----- Dataset content

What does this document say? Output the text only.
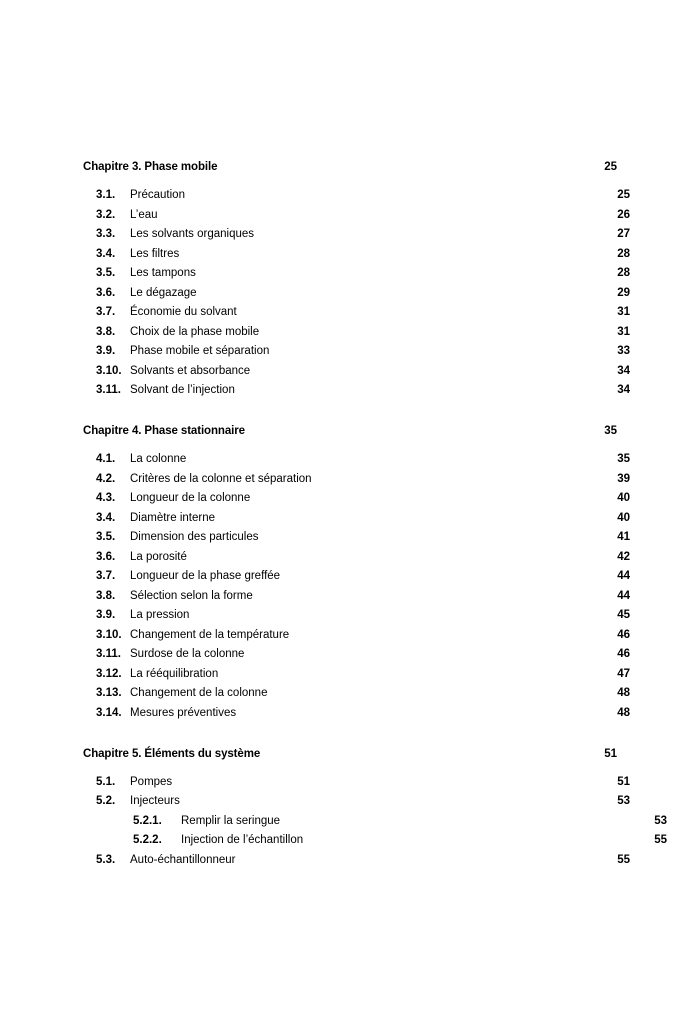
Chapitre 3. Phase mobile	25
3.1.	Précaution	25
3.2.	L’eau	26
3.3.	Les solvants organiques	27
3.4.	Les filtres	28
3.5.	Les tampons	28
3.6.	Le dégazage	29
3.7.	Économie du solvant	31
3.8.	Choix de la phase mobile	31
3.9.	Phase mobile et séparation	33
3.10. Solvants et absorbance	34
3.11. Solvant de l’injection	34
Chapitre 4. Phase stationnaire	35
4.1.	La colonne	35
4.2.	Critères de la colonne et séparation	39
4.3.	Longueur de la colonne	40
3.4.	Diamètre interne	40
3.5.	Dimension des particules	41
3.6.	La porosité	42
3.7.	Longueur de la phase greffée	44
3.8.	Sélection selon la forme	44
3.9.	La pression	45
3.10. Changement de la température	46
3.11. Surdose de la colonne	46
3.12. La rééquilibration	47
3.13. Changement de la colonne	48
3.14. Mesures préventives	48
Chapitre 5. Éléments du système	51
5.1.	Pompes	51
5.2.	Injecteurs	53
5.2.1.	Remplir la seringue	53
5.2.2.	Injection de l’échantillon	55
5.3.	Auto-échantillonneur	55
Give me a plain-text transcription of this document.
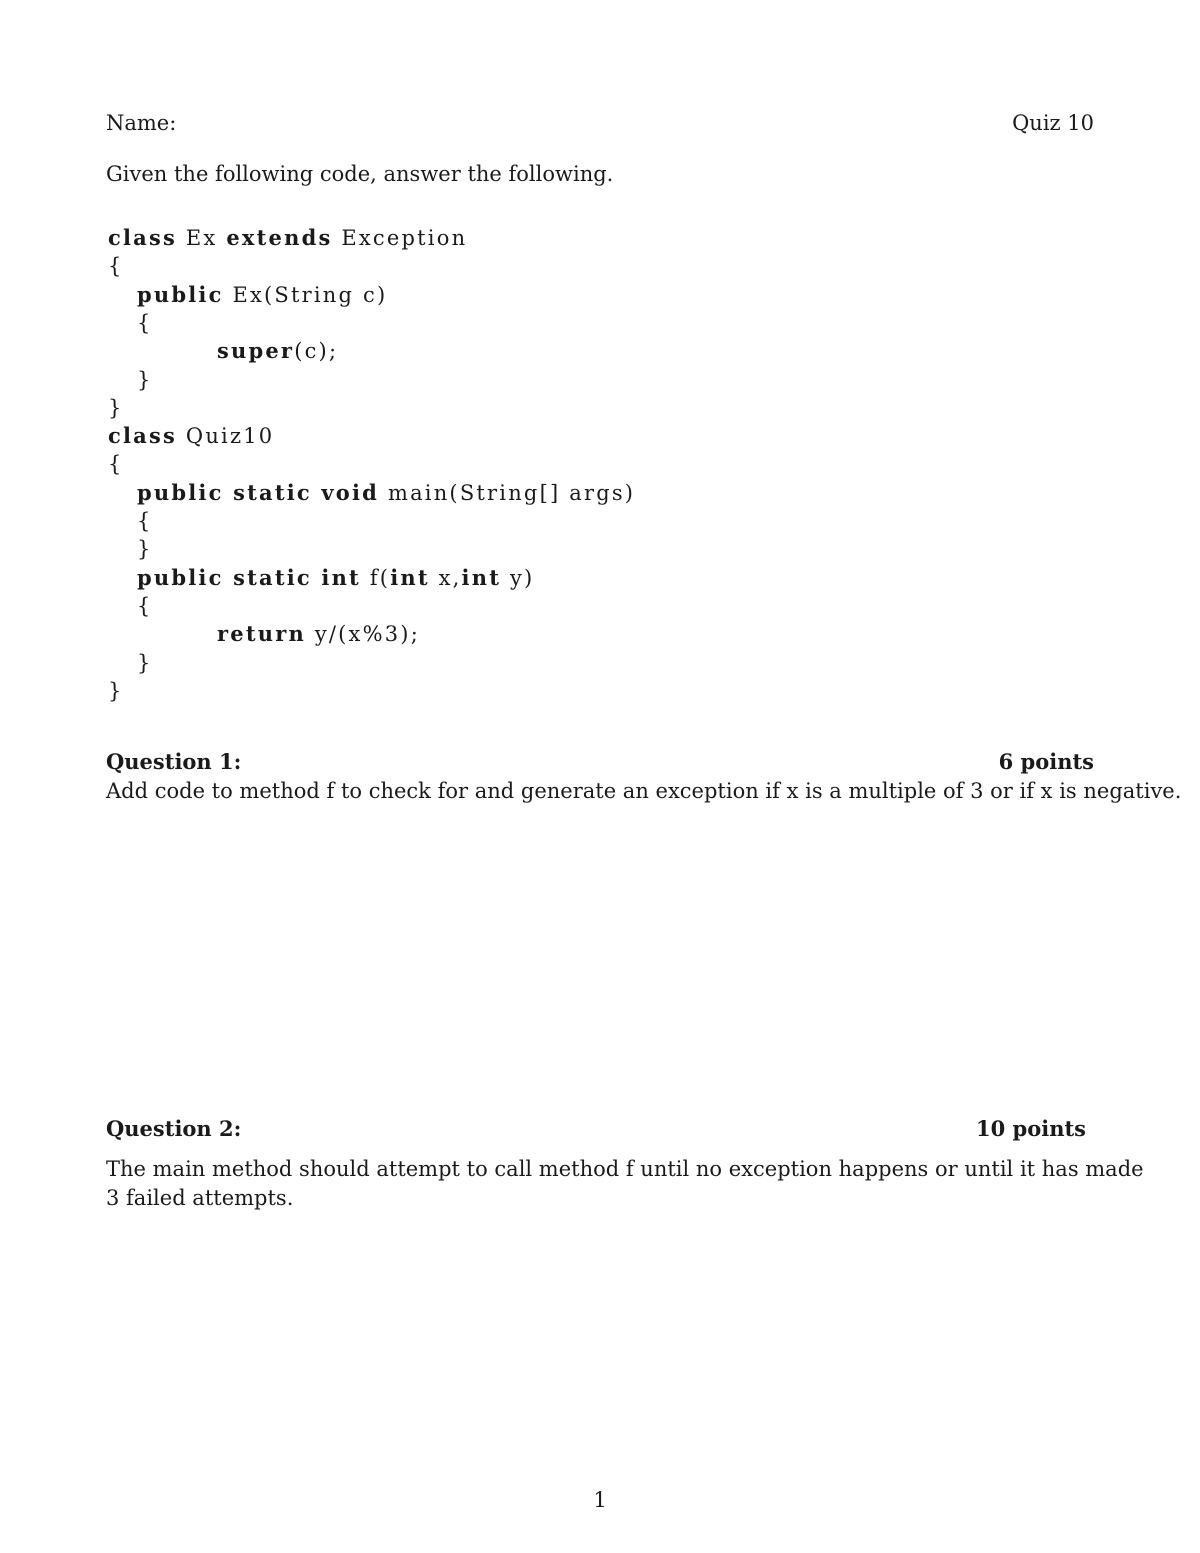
Name:	Quiz 10
Given the following code, answer the following.
class Ex extends Exception
{
public Ex(String c)
{
super(c);
}
}
class Quiz10
{
public static void main(String[] args)
{
}
public static int f(int x,int y)
{
return y/(x%3);
}
}
Question 1:	6 points
Add code to method f to check for and generate an exception if x is a multiple of 3 or if x is negative.
Question 2:	10 points
The main method should attempt to call method f until no exception happens or until it has made
3 failed attempts.
1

----------

*Stated exercise*
Extract the full listing above verbatim; pictures are to be left out of the copy.

*Task solution*
What does this document say? Output the text only.
Chapitre 3. Phase mobile	25
3.1.	Précaution	25
3.2.	L’eau	26
3.3.	Les solvants organiques	27
3.4.	Les filtres	28
3.5.	Les tampons	28
3.6.	Le dégazage	29
3.7.	Économie du solvant	31
3.8.	Choix de la phase mobile	31
3.9.	Phase mobile et séparation	33
3.10. Solvants et absorbance	34
3.11. Solvant de l’injection	34
Chapitre 4. Phase stationnaire	35
4.1.	La colonne	35
4.2.	Critères de la colonne et séparation	39
4.3.	Longueur de la colonne	40
3.4.	Diamètre interne	40
3.5.	Dimension des particules	41
3.6.	La porosité	42
3.7.	Longueur de la phase greffée	44
3.8.	Sélection selon la forme	44
3.9.	La pression	45
3.10. Changement de la température	46
3.11. Surdose de la colonne	46
3.12. La rééquilibration	47
3.13. Changement de la colonne	48
3.14. Mesures préventives	48
Chapitre 5. Éléments du système	51
5.1.	Pompes	51
5.2.	Injecteurs	53
5.2.1.	Remplir la seringue	53
5.2.2.	Injection de l’échantillon	55
5.3.	Auto-échantillonneur	55
Give me a plain-text transcription of this document.
Name:	Quiz 10
Given the following code, answer the following.
class Ex extends Exception
{
public Ex(String c)
{
super(c);
}
}
class Quiz10
{
public static void main(String[] args)
{
}
public static int f(int x,int y)
{
return y/(x%3);
}
}
Question 1:	6 points
Add code to method f to check for and generate an exception if x is a multiple of 3 or if x is negative.
Question 2:	10 points
The main method should attempt to call method f until no exception happens or until it has made
3 failed attempts.
1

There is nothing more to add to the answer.